[Raw records]
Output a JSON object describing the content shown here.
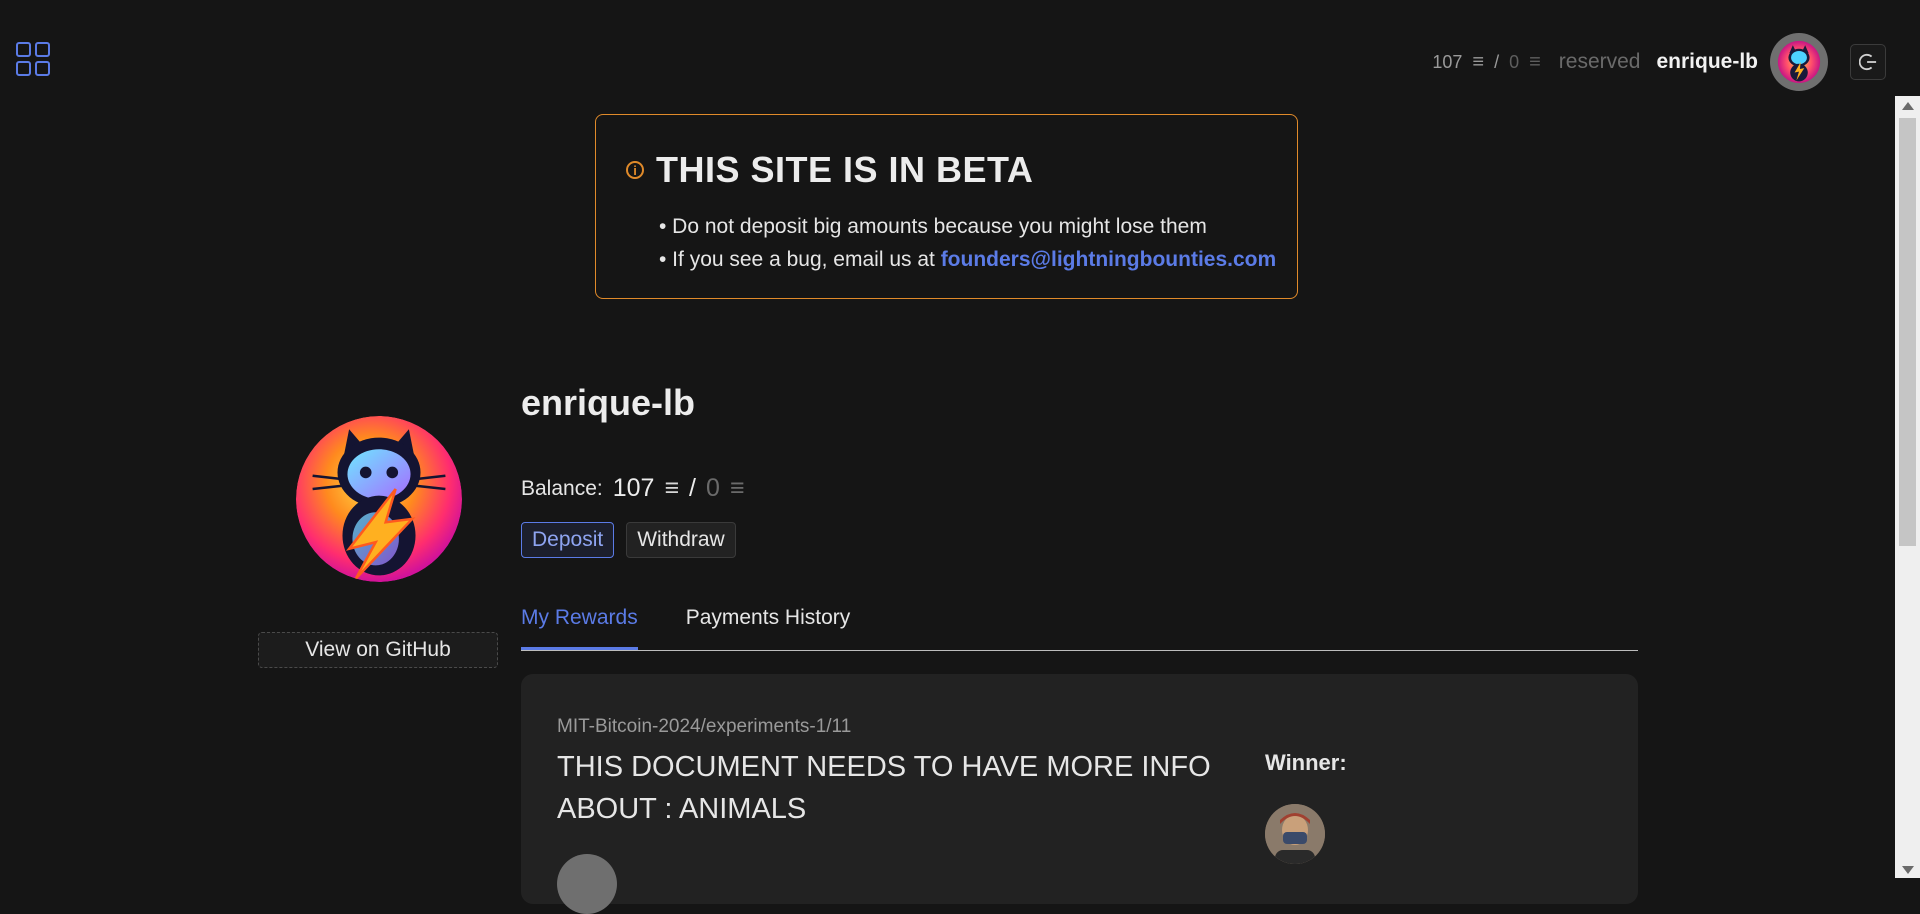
{
  "nav": {
    "apps_icon": "grid-icon"
  },
  "topbar": {
    "balance": "107",
    "reserved_amount": "0",
    "separator": "/",
    "reserved_label": "reserved",
    "username": "enrique-lb",
    "sat_symbol": "₿-sat-icon",
    "logout_icon": "logout-icon"
  },
  "beta_notice": {
    "title": "THIS SITE IS IN BETA",
    "line1": "• Do not deposit big amounts because you might lose them",
    "line2_prefix": "• If you see a bug, email us at ",
    "email": "founders@lightningbounties.com",
    "accent": "#e08a2a"
  },
  "profile": {
    "username": "enrique-lb",
    "balance_label": "Balance:",
    "balance": "107",
    "separator": "/",
    "reserved": "0",
    "deposit_label": "Deposit",
    "withdraw_label": "Withdraw",
    "github_label": "View on GitHub"
  },
  "tabs": [
    {
      "label": "My Rewards",
      "active": true
    },
    {
      "label": "Payments History",
      "active": false
    }
  ],
  "rewards": [
    {
      "repo": "MIT-Bitcoin-2024/experiments-1/11",
      "title": "THIS DOCUMENT NEEDS TO HAVE MORE INFO ABOUT : ANIMALS",
      "winner_label": "Winner:"
    }
  ],
  "colors": {
    "accent": "#5b7be6",
    "background": "#151515",
    "card": "#222222"
  }
}
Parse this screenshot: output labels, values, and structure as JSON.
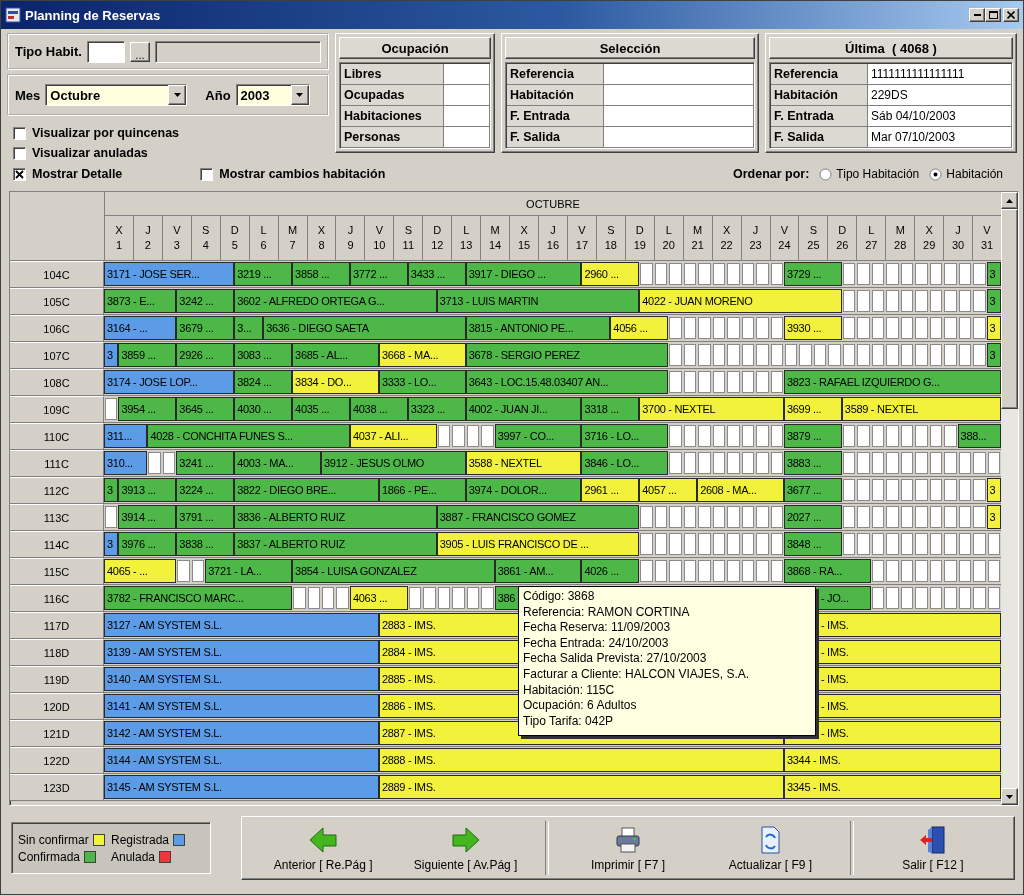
{
  "window": {
    "title": "Planning de Reservas"
  },
  "filters": {
    "tipo_habit": {
      "label": "Tipo Habit."
    },
    "browse_button": "...",
    "mes": {
      "label": "Mes",
      "value": "Octubre"
    },
    "ano": {
      "label": "Año",
      "value": "2003"
    }
  },
  "options": [
    {
      "label": "Visualizar por quincenas",
      "checked": false
    },
    {
      "label": "Visualizar anuladas",
      "checked": false
    },
    {
      "label": "Mostrar Detalle",
      "checked": true
    },
    {
      "label": "Mostrar cambios habitación",
      "checked": false
    }
  ],
  "panels": [
    {
      "title": "Ocupación",
      "rows": [
        {
          "label": "Libres"
        },
        {
          "label": "Ocupadas"
        },
        {
          "label": "Habitaciones"
        },
        {
          "label": "Personas"
        }
      ]
    },
    {
      "title": "Selección",
      "rows": [
        {
          "label": "Referencia"
        },
        {
          "label": "Habitación"
        },
        {
          "label": "F. Entrada"
        },
        {
          "label": "F. Salida"
        }
      ]
    },
    {
      "title": "Última  ( 4068 )",
      "rows": [
        {
          "label": "Referencia",
          "value": "1111111111111111"
        },
        {
          "label": "Habitación",
          "value": "229DS"
        },
        {
          "label": "F. Entrada",
          "value": "Sáb 04/10/2003"
        },
        {
          "label": "F. Salida",
          "value": "Mar 07/10/2003"
        }
      ]
    }
  ],
  "sort": {
    "label": "Ordenar por:",
    "options": [
      {
        "label": "Tipo Habitación",
        "selected": false
      },
      {
        "label": "Habitación",
        "selected": true
      }
    ]
  },
  "grid": {
    "month": "OCTUBRE",
    "days": [
      {
        "weekday": "X",
        "day": "1"
      },
      {
        "weekday": "J",
        "day": "2"
      },
      {
        "weekday": "V",
        "day": "3"
      },
      {
        "weekday": "S",
        "day": "4"
      },
      {
        "weekday": "D",
        "day": "5"
      },
      {
        "weekday": "L",
        "day": "6"
      },
      {
        "weekday": "M",
        "day": "7"
      },
      {
        "weekday": "X",
        "day": "8"
      },
      {
        "weekday": "J",
        "day": "9"
      },
      {
        "weekday": "V",
        "day": "10"
      },
      {
        "weekday": "S",
        "day": "11"
      },
      {
        "weekday": "D",
        "day": "12"
      },
      {
        "weekday": "L",
        "day": "13"
      },
      {
        "weekday": "M",
        "day": "14"
      },
      {
        "weekday": "X",
        "day": "15"
      },
      {
        "weekday": "J",
        "day": "16"
      },
      {
        "weekday": "V",
        "day": "17"
      },
      {
        "weekday": "S",
        "day": "18"
      },
      {
        "weekday": "D",
        "day": "19"
      },
      {
        "weekday": "L",
        "day": "20"
      },
      {
        "weekday": "M",
        "day": "21"
      },
      {
        "weekday": "X",
        "day": "22"
      },
      {
        "weekday": "J",
        "day": "23"
      },
      {
        "weekday": "V",
        "day": "24"
      },
      {
        "weekday": "S",
        "day": "25"
      },
      {
        "weekday": "D",
        "day": "26"
      },
      {
        "weekday": "L",
        "day": "27"
      },
      {
        "weekday": "M",
        "day": "28"
      },
      {
        "weekday": "X",
        "day": "29"
      },
      {
        "weekday": "J",
        "day": "30"
      },
      {
        "weekday": "V",
        "day": "31"
      }
    ],
    "rows": [
      {
        "room": "104C",
        "bookings": [
          {
            "text": "3171 - JOSE SER...",
            "color": "#5c9be6"
          },
          {
            "text": "3219 ...",
            "color": "#4db848"
          },
          {
            "text": "3858 ...",
            "color": "#4db848"
          },
          {
            "text": "3772 ...",
            "color": "#4db848"
          },
          {
            "text": "3433 ...",
            "color": "#4db848"
          },
          {
            "text": "3917 - DIEGO ...",
            "color": "#4db848"
          },
          {
            "text": "2960 ...",
            "color": "#f2f23c"
          },
          {
            "text": "3729 ...",
            "color": "#4db848"
          },
          {
            "text": "3",
            "color": "#4db848"
          }
        ]
      },
      {
        "room": "105C",
        "bookings": [
          {
            "text": "3873 - E...",
            "color": "#4db848"
          },
          {
            "text": "3242 ...",
            "color": "#4db848"
          },
          {
            "text": "3602 - ALFREDO ORTEGA G...",
            "color": "#4db848"
          },
          {
            "text": "3713 - LUIS MARTIN",
            "color": "#4db848"
          },
          {
            "text": "4022 - JUAN MORENO",
            "color": "#f2f23c"
          },
          {
            "text": "3",
            "color": "#4db848"
          }
        ]
      },
      {
        "room": "106C",
        "bookings": [
          {
            "text": "3164 - ...",
            "color": "#5c9be6"
          },
          {
            "text": "3679 ...",
            "color": "#4db848"
          },
          {
            "text": "3...",
            "color": "#4db848"
          },
          {
            "text": "3636 - DIEGO SAETA",
            "color": "#4db848"
          },
          {
            "text": "3815 - ANTONIO PE...",
            "color": "#4db848"
          },
          {
            "text": "4056 ...",
            "color": "#f2f23c"
          },
          {
            "text": "3930 ...",
            "color": "#f2f23c"
          },
          {
            "text": "3",
            "color": "#f2f23c"
          }
        ]
      },
      {
        "room": "107C",
        "bookings": [
          {
            "text": "3",
            "color": "#5c9be6"
          },
          {
            "text": "3859 ...",
            "color": "#4db848"
          },
          {
            "text": "2926 ...",
            "color": "#4db848"
          },
          {
            "text": "3083 ...",
            "color": "#4db848"
          },
          {
            "text": "3685 - AL...",
            "color": "#4db848"
          },
          {
            "text": "3668 - MA...",
            "color": "#f2f23c"
          },
          {
            "text": "3678 - SERGIO PEREZ",
            "color": "#4db848"
          },
          {
            "text": "3",
            "color": "#4db848"
          }
        ]
      },
      {
        "room": "108C",
        "bookings": [
          {
            "text": "3174 - JOSE LOP...",
            "color": "#5c9be6"
          },
          {
            "text": "3824 ...",
            "color": "#4db848"
          },
          {
            "text": "3834 - DO...",
            "color": "#f2f23c"
          },
          {
            "text": "3333 - LO...",
            "color": "#4db848"
          },
          {
            "text": "3643 - LOC.15.48.03407 AN...",
            "color": "#4db848"
          },
          {
            "text": "3823 - RAFAEL IZQUIERDO G...",
            "color": "#4db848"
          }
        ]
      },
      {
        "room": "109C",
        "bookings": [
          {
            "text": "3954 ...",
            "color": "#4db848"
          },
          {
            "text": "3645 ...",
            "color": "#4db848"
          },
          {
            "text": "4030 ...",
            "color": "#4db848"
          },
          {
            "text": "4035 ...",
            "color": "#4db848"
          },
          {
            "text": "4038 ...",
            "color": "#4db848"
          },
          {
            "text": "3323 ...",
            "color": "#4db848"
          },
          {
            "text": "4002 - JUAN JI...",
            "color": "#4db848"
          },
          {
            "text": "3318 ...",
            "color": "#4db848"
          },
          {
            "text": "3700 - NEXTEL",
            "color": "#f2f23c"
          },
          {
            "text": "3699 ...",
            "color": "#f2f23c"
          },
          {
            "text": "3589 - NEXTEL",
            "color": "#f2f23c"
          }
        ]
      },
      {
        "room": "110C",
        "bookings": [
          {
            "text": "311...",
            "color": "#5c9be6"
          },
          {
            "text": "4028 - CONCHITA FUNES S...",
            "color": "#4db848"
          },
          {
            "text": "4037 - ALI...",
            "color": "#f2f23c"
          },
          {
            "text": "3997 - CO...",
            "color": "#4db848"
          },
          {
            "text": "3716 - LO...",
            "color": "#4db848"
          },
          {
            "text": "3879 ...",
            "color": "#4db848"
          },
          {
            "text": "388...",
            "color": "#4db848"
          }
        ]
      },
      {
        "room": "111C",
        "bookings": [
          {
            "text": "310...",
            "color": "#5c9be6"
          },
          {
            "text": "3241 ...",
            "color": "#4db848"
          },
          {
            "text": "4003 - MA...",
            "color": "#4db848"
          },
          {
            "text": "3912 - JESUS OLMO",
            "color": "#4db848"
          },
          {
            "text": "3588 - NEXTEL",
            "color": "#f2f23c"
          },
          {
            "text": "3846 - LO...",
            "color": "#4db848"
          },
          {
            "text": "3883 ...",
            "color": "#4db848"
          }
        ]
      },
      {
        "room": "112C",
        "bookings": [
          {
            "text": "3",
            "color": "#4db848"
          },
          {
            "text": "3913 ...",
            "color": "#4db848"
          },
          {
            "text": "3224 ...",
            "color": "#4db848"
          },
          {
            "text": "3822 - DIEGO BRE...",
            "color": "#4db848"
          },
          {
            "text": "1866 - PE...",
            "color": "#4db848"
          },
          {
            "text": "3974 - DOLOR...",
            "color": "#4db848"
          },
          {
            "text": "2961 ...",
            "color": "#f2f23c"
          },
          {
            "text": "4057 ...",
            "color": "#f2f23c"
          },
          {
            "text": "2608 - MA...",
            "color": "#f2f23c"
          },
          {
            "text": "3677 ...",
            "color": "#4db848"
          },
          {
            "text": "3",
            "color": "#f2f23c"
          }
        ]
      },
      {
        "room": "113C",
        "bookings": [
          {
            "text": "3914 ...",
            "color": "#4db848"
          },
          {
            "text": "3791 ...",
            "color": "#4db848"
          },
          {
            "text": "3836 - ALBERTO RUIZ",
            "color": "#4db848"
          },
          {
            "text": "3887 - FRANCISCO GOMEZ",
            "color": "#4db848"
          },
          {
            "text": "2027 ...",
            "color": "#4db848"
          },
          {
            "text": "3",
            "color": "#f2f23c"
          }
        ]
      },
      {
        "room": "114C",
        "bookings": [
          {
            "text": "3",
            "color": "#5c9be6"
          },
          {
            "text": "3976 ...",
            "color": "#4db848"
          },
          {
            "text": "3838 ...",
            "color": "#4db848"
          },
          {
            "text": "3837 - ALBERTO RUIZ",
            "color": "#4db848"
          },
          {
            "text": "3905 - LUIS FRANCISCO DE ...",
            "color": "#f2f23c"
          },
          {
            "text": "3848 ...",
            "color": "#4db848"
          }
        ]
      },
      {
        "room": "115C",
        "bookings": [
          {
            "text": "4065 - ...",
            "color": "#f2f23c"
          },
          {
            "text": "3721 - LA...",
            "color": "#4db848"
          },
          {
            "text": "3854 - LUISA GONZALEZ",
            "color": "#4db848"
          },
          {
            "text": "3861 - AM...",
            "color": "#4db848"
          },
          {
            "text": "4026 ...",
            "color": "#4db848"
          },
          {
            "text": "3868 - RA...",
            "color": "#4db848"
          }
        ]
      },
      {
        "room": "116C",
        "bookings": [
          {
            "text": "3782 - FRANCISCO MARC...",
            "color": "#4db848"
          },
          {
            "text": "4063 ...",
            "color": "#f2f23c"
          },
          {
            "text": "386",
            "color": "#4db848"
          },
          {
            "text": "- JO...",
            "color": "#4db848"
          }
        ]
      },
      {
        "room": "117D",
        "bookings": [
          {
            "text": "3127 - AM SYSTEM S.L.",
            "color": "#5c9be6"
          },
          {
            "text": "2883 - IMS.",
            "color": "#f2f23c"
          },
          {
            "text": "- IMS.",
            "color": "#f2f23c"
          }
        ]
      },
      {
        "room": "118D",
        "bookings": [
          {
            "text": "3139 - AM SYSTEM S.L.",
            "color": "#5c9be6"
          },
          {
            "text": "2884 - IMS.",
            "color": "#f2f23c"
          },
          {
            "text": "- IMS.",
            "color": "#f2f23c"
          }
        ]
      },
      {
        "room": "119D",
        "bookings": [
          {
            "text": "3140 - AM SYSTEM S.L.",
            "color": "#5c9be6"
          },
          {
            "text": "2885 - IMS.",
            "color": "#f2f23c"
          },
          {
            "text": "- IMS.",
            "color": "#f2f23c"
          }
        ]
      },
      {
        "room": "120D",
        "bookings": [
          {
            "text": "3141 - AM SYSTEM S.L.",
            "color": "#5c9be6"
          },
          {
            "text": "2886 - IMS.",
            "color": "#f2f23c"
          },
          {
            "text": "- IMS.",
            "color": "#f2f23c"
          }
        ]
      },
      {
        "room": "121D",
        "bookings": [
          {
            "text": "3142 - AM SYSTEM S.L.",
            "color": "#5c9be6"
          },
          {
            "text": "2887 - IMS.",
            "color": "#f2f23c"
          },
          {
            "text": "- IMS.",
            "color": "#f2f23c"
          }
        ]
      },
      {
        "room": "122D",
        "bookings": [
          {
            "text": "3144 - AM SYSTEM S.L.",
            "color": "#5c9be6"
          },
          {
            "text": "2888 - IMS.",
            "color": "#f2f23c"
          },
          {
            "text": "3344 - IMS.",
            "color": "#f2f23c"
          }
        ]
      },
      {
        "room": "123D",
        "bookings": [
          {
            "text": "3145 - AM SYSTEM S.L.",
            "color": "#5c9be6"
          },
          {
            "text": "2889 - IMS.",
            "color": "#f2f23c"
          },
          {
            "text": "3345 - IMS.",
            "color": "#f2f23c"
          }
        ]
      }
    ]
  },
  "tooltip": {
    "lines": [
      "Código: 3868",
      "Referencia: RAMON CORTINA",
      "Fecha Reserva: 11/09/2003",
      "Fecha Entrada: 24/10/2003",
      "Fecha Salida Prevista: 27/10/2003",
      "Facturar a Cliente: HALCON VIAJES, S.A.",
      "Habitación: 115C",
      "Ocupación: 6 Adultos",
      "Tipo Tarifa: 042P"
    ]
  },
  "legend": [
    {
      "label": "Sin confirmar",
      "color": "#f2f23c"
    },
    {
      "label": "Registrada",
      "color": "#5c9be6"
    },
    {
      "label": "Confirmada",
      "color": "#4db848"
    },
    {
      "label": "Anulada",
      "color": "#e83a3a"
    }
  ],
  "buttons": [
    {
      "label": "Anterior [ Re.Pág ]",
      "kind": "prev"
    },
    {
      "label": "Siguiente [ Av.Pág ]",
      "kind": "next"
    },
    {
      "label": "Imprimir [ F7 ]",
      "kind": "print"
    },
    {
      "label": "Actualizar [ F9 ]",
      "kind": "refresh"
    },
    {
      "label": "Salir [ F12 ]",
      "kind": "exit"
    }
  ]
}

AIM OF THE EXERCISE
Check each line of the records above for "Ocupación", and copy those that have it.

FINISHED ANSWER
      "title": "Ocupación",
      "Ocupación: 6 Adultos",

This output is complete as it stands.